What is asked>
Return all of the data exactly as written, without the pictures.

Task data>
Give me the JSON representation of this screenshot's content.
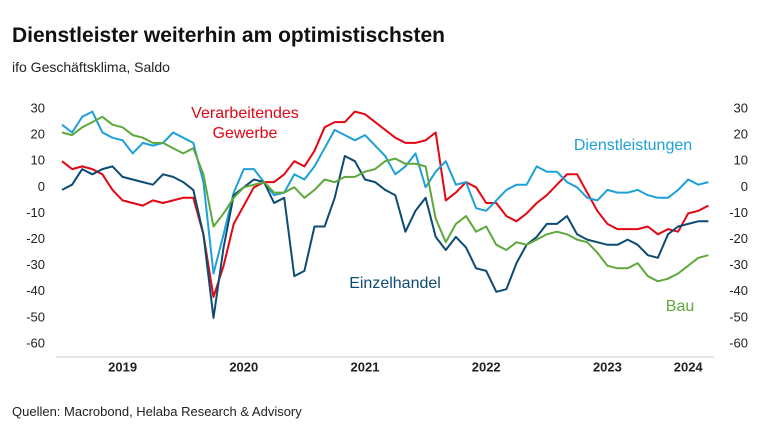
{
  "chart_data": {
    "type": "line",
    "title": "Dienstleister weiterhin am optimistischsten",
    "subtitle": "ifo Geschäftsklima, Saldo",
    "source": "Quellen: Macrobond, Helaba Research & Advisory",
    "categories": [
      null,
      null,
      null,
      null,
      null,
      null,
      "2019",
      null,
      null,
      null,
      null,
      null,
      null,
      null,
      null,
      null,
      null,
      null,
      "2020",
      null,
      null,
      null,
      null,
      null,
      null,
      null,
      null,
      null,
      null,
      null,
      "2021",
      null,
      null,
      null,
      null,
      null,
      null,
      null,
      null,
      null,
      null,
      null,
      "2022",
      null,
      null,
      null,
      null,
      null,
      null,
      null,
      null,
      null,
      null,
      null,
      "2023",
      null,
      null,
      null,
      null,
      null,
      null,
      null,
      "2024",
      null,
      null
    ],
    "ylim": [
      -60,
      30
    ],
    "yticks": [
      30,
      20,
      10,
      0,
      -10,
      -20,
      -30,
      -40,
      -50,
      -60
    ],
    "grid": false,
    "series": [
      {
        "name": "Verarbeitendes Gewerbe",
        "color": "#e30613",
        "values": [
          10,
          7,
          8,
          7,
          5,
          -1,
          -5,
          -6,
          -7,
          -5,
          -6,
          -5,
          -4,
          -4,
          -18,
          -42,
          -30,
          -14,
          -7,
          0,
          2,
          2,
          5,
          10,
          8,
          14,
          23,
          25,
          25,
          29,
          28,
          25,
          22,
          19,
          17,
          17,
          18,
          21,
          -5,
          -2,
          2,
          0,
          -6,
          -6,
          -11,
          -13,
          -10,
          -6,
          -3,
          1,
          5,
          5,
          -2,
          -9,
          -14,
          -16,
          -16,
          -16,
          -15,
          -18,
          -16,
          -17,
          -10,
          -9,
          -7
        ]
      },
      {
        "name": "Dienstleistungen",
        "color": "#1ea0d8",
        "values": [
          24,
          21,
          27,
          29,
          21,
          19,
          18,
          13,
          17,
          16,
          17,
          21,
          19,
          17,
          2,
          -33,
          -18,
          -2,
          7,
          7,
          2,
          -3,
          -2,
          5,
          3,
          8,
          15,
          22,
          20,
          18,
          20,
          16,
          12,
          5,
          8,
          13,
          0,
          6,
          10,
          1,
          2,
          -8,
          -9,
          -5,
          -1,
          1,
          1,
          8,
          6,
          6,
          2,
          0,
          -4,
          -5,
          -1,
          -2,
          -2,
          -1,
          -3,
          -4,
          -4,
          -1,
          3,
          1,
          2
        ]
      },
      {
        "name": "Einzelhandel",
        "color": "#0d4b72",
        "values": [
          -1,
          1,
          7,
          5,
          7,
          8,
          4,
          3,
          2,
          1,
          5,
          4,
          2,
          -1,
          -18,
          -50,
          -23,
          -3,
          0,
          3,
          2,
          -6,
          -4,
          -34,
          -32,
          -15,
          -15,
          -4,
          12,
          10,
          3,
          2,
          -1,
          -3,
          -17,
          -9,
          -4,
          -19,
          -24,
          -19,
          -23,
          -31,
          -32,
          -40,
          -39,
          -29,
          -22,
          -19,
          -14,
          -14,
          -11,
          -18,
          -20,
          -21,
          -22,
          -22,
          -20,
          -22,
          -26,
          -27,
          -18,
          -15,
          -14,
          -13,
          -13
        ]
      },
      {
        "name": "Bau",
        "color": "#5fa83b",
        "values": [
          21,
          20,
          23,
          25,
          27,
          24,
          23,
          20,
          19,
          17,
          17,
          15,
          13,
          15,
          5,
          -15,
          -10,
          -4,
          0,
          1,
          2,
          -2,
          -2,
          0,
          -4,
          -1,
          3,
          2,
          4,
          4,
          6,
          7,
          10,
          11,
          9,
          9,
          8,
          -12,
          -21,
          -14,
          -11,
          -17,
          -15,
          -22,
          -24,
          -21,
          -22,
          -20,
          -18,
          -17,
          -18,
          -20,
          -21,
          -25,
          -30,
          -31,
          -31,
          -29,
          -34,
          -36,
          -35,
          -33,
          -30,
          -27,
          -26
        ]
      }
    ]
  }
}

Finished task>
Give me the JSON representation of this screenshot's content.
{
  "chart_data": {
    "type": "line",
    "title": "Dienstleister weiterhin am optimistischsten",
    "subtitle": "ifo Geschäftsklima, Saldo",
    "source": "Quellen: Macrobond, Helaba Research & Advisory",
    "categories": [
      null,
      null,
      null,
      null,
      null,
      null,
      "2019",
      null,
      null,
      null,
      null,
      null,
      null,
      null,
      null,
      null,
      null,
      null,
      "2020",
      null,
      null,
      null,
      null,
      null,
      null,
      null,
      null,
      null,
      null,
      null,
      "2021",
      null,
      null,
      null,
      null,
      null,
      null,
      null,
      null,
      null,
      null,
      null,
      "2022",
      null,
      null,
      null,
      null,
      null,
      null,
      null,
      null,
      null,
      null,
      null,
      "2023",
      null,
      null,
      null,
      null,
      null,
      null,
      null,
      "2024",
      null,
      null
    ],
    "ylim": [
      -60,
      30
    ],
    "yticks": [
      30,
      20,
      10,
      0,
      -10,
      -20,
      -30,
      -40,
      -50,
      -60
    ],
    "grid": false,
    "series": [
      {
        "name": "Verarbeitendes Gewerbe",
        "color": "#e30613",
        "values": [
          10,
          7,
          8,
          7,
          5,
          -1,
          -5,
          -6,
          -7,
          -5,
          -6,
          -5,
          -4,
          -4,
          -18,
          -42,
          -30,
          -14,
          -7,
          0,
          2,
          2,
          5,
          10,
          8,
          14,
          23,
          25,
          25,
          29,
          28,
          25,
          22,
          19,
          17,
          17,
          18,
          21,
          -5,
          -2,
          2,
          0,
          -6,
          -6,
          -11,
          -13,
          -10,
          -6,
          -3,
          1,
          5,
          5,
          -2,
          -9,
          -14,
          -16,
          -16,
          -16,
          -15,
          -18,
          -16,
          -17,
          -10,
          -9,
          -7
        ]
      },
      {
        "name": "Dienstleistungen",
        "color": "#1ea0d8",
        "values": [
          24,
          21,
          27,
          29,
          21,
          19,
          18,
          13,
          17,
          16,
          17,
          21,
          19,
          17,
          2,
          -33,
          -18,
          -2,
          7,
          7,
          2,
          -3,
          -2,
          5,
          3,
          8,
          15,
          22,
          20,
          18,
          20,
          16,
          12,
          5,
          8,
          13,
          0,
          6,
          10,
          1,
          2,
          -8,
          -9,
          -5,
          -1,
          1,
          1,
          8,
          6,
          6,
          2,
          0,
          -4,
          -5,
          -1,
          -2,
          -2,
          -1,
          -3,
          -4,
          -4,
          -1,
          3,
          1,
          2
        ]
      },
      {
        "name": "Einzelhandel",
        "color": "#0d4b72",
        "values": [
          -1,
          1,
          7,
          5,
          7,
          8,
          4,
          3,
          2,
          1,
          5,
          4,
          2,
          -1,
          -18,
          -50,
          -23,
          -3,
          0,
          3,
          2,
          -6,
          -4,
          -34,
          -32,
          -15,
          -15,
          -4,
          12,
          10,
          3,
          2,
          -1,
          -3,
          -17,
          -9,
          -4,
          -19,
          -24,
          -19,
          -23,
          -31,
          -32,
          -40,
          -39,
          -29,
          -22,
          -19,
          -14,
          -14,
          -11,
          -18,
          -20,
          -21,
          -22,
          -22,
          -20,
          -22,
          -26,
          -27,
          -18,
          -15,
          -14,
          -13,
          -13
        ]
      },
      {
        "name": "Bau",
        "color": "#5fa83b",
        "values": [
          21,
          20,
          23,
          25,
          27,
          24,
          23,
          20,
          19,
          17,
          17,
          15,
          13,
          15,
          5,
          -15,
          -10,
          -4,
          0,
          1,
          2,
          -2,
          -2,
          0,
          -4,
          -1,
          3,
          2,
          4,
          4,
          6,
          7,
          10,
          11,
          9,
          9,
          8,
          -12,
          -21,
          -14,
          -11,
          -17,
          -15,
          -22,
          -24,
          -21,
          -22,
          -20,
          -18,
          -17,
          -18,
          -20,
          -21,
          -25,
          -30,
          -31,
          -31,
          -29,
          -34,
          -36,
          -35,
          -33,
          -30,
          -27,
          -26
        ]
      }
    ]
  }
}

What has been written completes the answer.